## Problem details
Review the listing and copy each line that holds the word "marker".

## Given records
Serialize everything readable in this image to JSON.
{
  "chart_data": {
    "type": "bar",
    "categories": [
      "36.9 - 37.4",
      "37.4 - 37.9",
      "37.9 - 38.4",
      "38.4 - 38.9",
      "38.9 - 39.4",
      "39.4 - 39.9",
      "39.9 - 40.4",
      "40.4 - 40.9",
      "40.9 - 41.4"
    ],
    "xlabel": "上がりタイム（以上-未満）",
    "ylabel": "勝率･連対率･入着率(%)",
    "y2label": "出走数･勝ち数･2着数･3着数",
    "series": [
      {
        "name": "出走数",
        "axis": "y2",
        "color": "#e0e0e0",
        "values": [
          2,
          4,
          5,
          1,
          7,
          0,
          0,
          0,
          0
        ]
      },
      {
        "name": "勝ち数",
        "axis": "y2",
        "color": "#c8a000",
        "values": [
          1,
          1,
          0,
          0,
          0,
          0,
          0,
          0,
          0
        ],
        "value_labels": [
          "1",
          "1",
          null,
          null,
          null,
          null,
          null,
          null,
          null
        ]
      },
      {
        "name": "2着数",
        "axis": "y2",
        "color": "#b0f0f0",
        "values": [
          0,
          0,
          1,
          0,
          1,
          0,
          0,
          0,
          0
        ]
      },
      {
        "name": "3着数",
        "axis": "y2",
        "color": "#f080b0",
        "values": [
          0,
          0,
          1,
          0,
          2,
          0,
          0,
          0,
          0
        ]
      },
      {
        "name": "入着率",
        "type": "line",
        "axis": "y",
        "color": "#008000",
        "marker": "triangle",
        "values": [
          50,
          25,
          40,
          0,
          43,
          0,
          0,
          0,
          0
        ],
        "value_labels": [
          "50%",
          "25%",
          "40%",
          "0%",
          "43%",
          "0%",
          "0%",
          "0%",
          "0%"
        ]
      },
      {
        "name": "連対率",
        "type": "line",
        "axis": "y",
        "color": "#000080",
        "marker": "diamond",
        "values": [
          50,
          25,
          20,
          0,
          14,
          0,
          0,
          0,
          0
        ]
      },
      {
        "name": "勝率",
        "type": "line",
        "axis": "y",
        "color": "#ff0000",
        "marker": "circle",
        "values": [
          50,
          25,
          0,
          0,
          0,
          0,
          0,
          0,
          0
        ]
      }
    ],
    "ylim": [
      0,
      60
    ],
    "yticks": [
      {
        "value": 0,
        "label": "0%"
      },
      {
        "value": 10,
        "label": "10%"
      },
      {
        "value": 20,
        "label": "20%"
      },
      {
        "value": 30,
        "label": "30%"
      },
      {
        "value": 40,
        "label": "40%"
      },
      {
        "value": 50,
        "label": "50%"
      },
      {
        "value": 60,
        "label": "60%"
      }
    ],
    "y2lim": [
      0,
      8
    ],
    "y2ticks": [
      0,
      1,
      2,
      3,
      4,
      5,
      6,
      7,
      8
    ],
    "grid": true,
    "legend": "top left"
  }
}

## Response to this task
        "marker": "triangle",
        "marker": "diamond",
        "marker": "circle",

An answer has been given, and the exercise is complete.